◆ Instructions for the task
Exclude the pictures, then copy all remaining records exactly.

Dataset items:
=====

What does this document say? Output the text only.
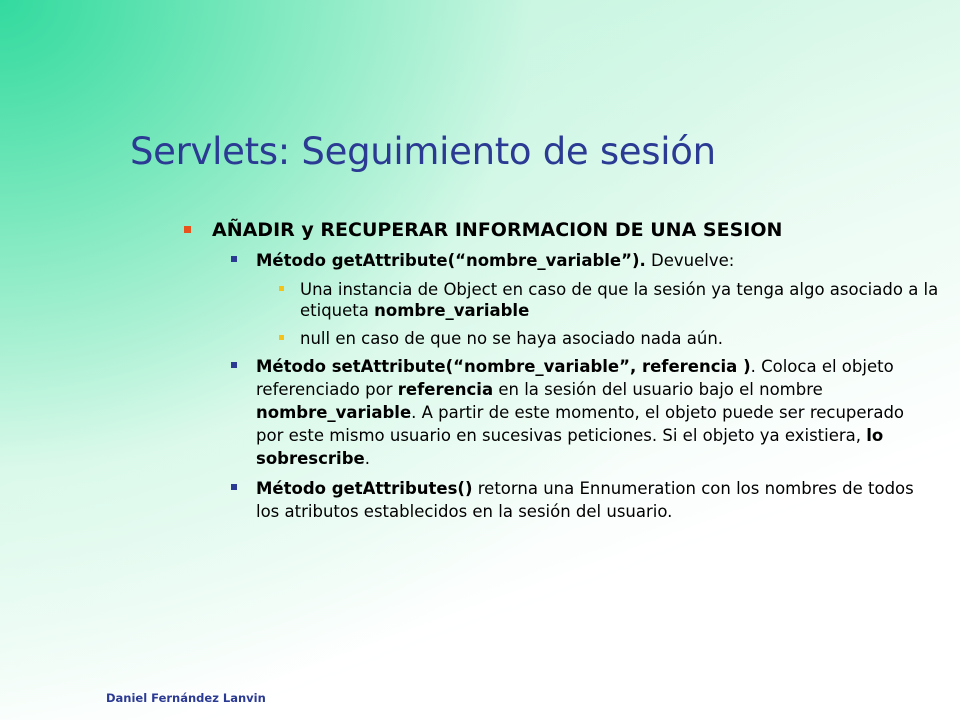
Servlets: Seguimiento de sesión
AÑADIR y RECUPERAR INFORMACION DE UNA SESION
Método getAttribute(“nombre_variable”). Devuelve:
Una instancia de Object en caso de que la sesión ya tenga algo asociado a la etiqueta nombre_variable
null en caso de que no se haya asociado nada aún.
Método setAttribute(“nombre_variable”, referencia ). Coloca el objeto referenciado por referencia en la sesión del usuario bajo el nombre nombre_variable. A partir de este momento, el objeto puede ser recuperado por este mismo usuario en sucesivas peticiones. Si el objeto ya existiera, lo sobrescribe.
Método getAttributes() retorna una Ennumeration con los nombres de todos los atributos establecidos en la sesión del usuario.
Daniel Fernández Lanvin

=====

◆ Task output
What does this document say? Output the text only.
Servlets: Seguimiento de sesión
AÑADIR y RECUPERAR INFORMACION DE UNA SESION
Método getAttribute(“nombre_variable”). Devuelve:
Una instancia de Object en caso de que la sesión ya tenga algo asociado a la etiqueta nombre_variable
null en caso de que no se haya asociado nada aún.
Método setAttribute(“nombre_variable”, referencia ). Coloca el objeto referenciado por referencia en la sesión del usuario bajo el nombre nombre_variable. A partir de este momento, el objeto puede ser recuperado por este mismo usuario en sucesivas peticiones. Si el objeto ya existiera, lo sobrescribe.
Método getAttributes() retorna una Ennumeration con los nombres de todos los atributos establecidos en la sesión del usuario.
Daniel Fernández Lanvin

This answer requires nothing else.